*Data shown*.
====

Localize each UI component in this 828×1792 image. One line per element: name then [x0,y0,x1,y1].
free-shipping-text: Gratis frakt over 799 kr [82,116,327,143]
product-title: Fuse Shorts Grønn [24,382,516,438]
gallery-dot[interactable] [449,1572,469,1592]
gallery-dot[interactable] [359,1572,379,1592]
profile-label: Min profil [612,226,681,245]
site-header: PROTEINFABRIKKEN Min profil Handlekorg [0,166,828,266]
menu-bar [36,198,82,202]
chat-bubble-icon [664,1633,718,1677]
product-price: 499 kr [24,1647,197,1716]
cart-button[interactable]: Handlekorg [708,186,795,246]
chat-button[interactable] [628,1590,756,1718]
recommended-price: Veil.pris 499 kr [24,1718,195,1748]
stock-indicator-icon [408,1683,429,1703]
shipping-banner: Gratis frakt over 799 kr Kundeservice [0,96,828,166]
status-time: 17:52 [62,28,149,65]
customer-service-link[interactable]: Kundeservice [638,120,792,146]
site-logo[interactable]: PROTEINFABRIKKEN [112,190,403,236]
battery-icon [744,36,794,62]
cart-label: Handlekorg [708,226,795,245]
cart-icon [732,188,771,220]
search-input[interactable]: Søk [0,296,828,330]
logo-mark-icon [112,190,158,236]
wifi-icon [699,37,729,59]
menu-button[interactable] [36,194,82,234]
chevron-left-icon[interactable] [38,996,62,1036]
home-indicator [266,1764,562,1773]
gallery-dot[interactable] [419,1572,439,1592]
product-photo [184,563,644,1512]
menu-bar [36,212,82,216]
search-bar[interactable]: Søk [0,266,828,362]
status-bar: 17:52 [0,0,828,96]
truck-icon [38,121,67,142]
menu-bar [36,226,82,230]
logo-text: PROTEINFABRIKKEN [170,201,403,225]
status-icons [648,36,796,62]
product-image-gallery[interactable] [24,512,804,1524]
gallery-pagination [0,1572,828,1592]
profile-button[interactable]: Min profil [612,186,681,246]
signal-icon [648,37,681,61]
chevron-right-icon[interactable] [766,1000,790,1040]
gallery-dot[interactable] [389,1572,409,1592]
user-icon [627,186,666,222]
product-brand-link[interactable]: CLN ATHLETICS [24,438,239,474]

====

*Your goal*.
Give the number of lines in the entries above that include the word "logo", and nothing more.

*Output of the exercise*.
3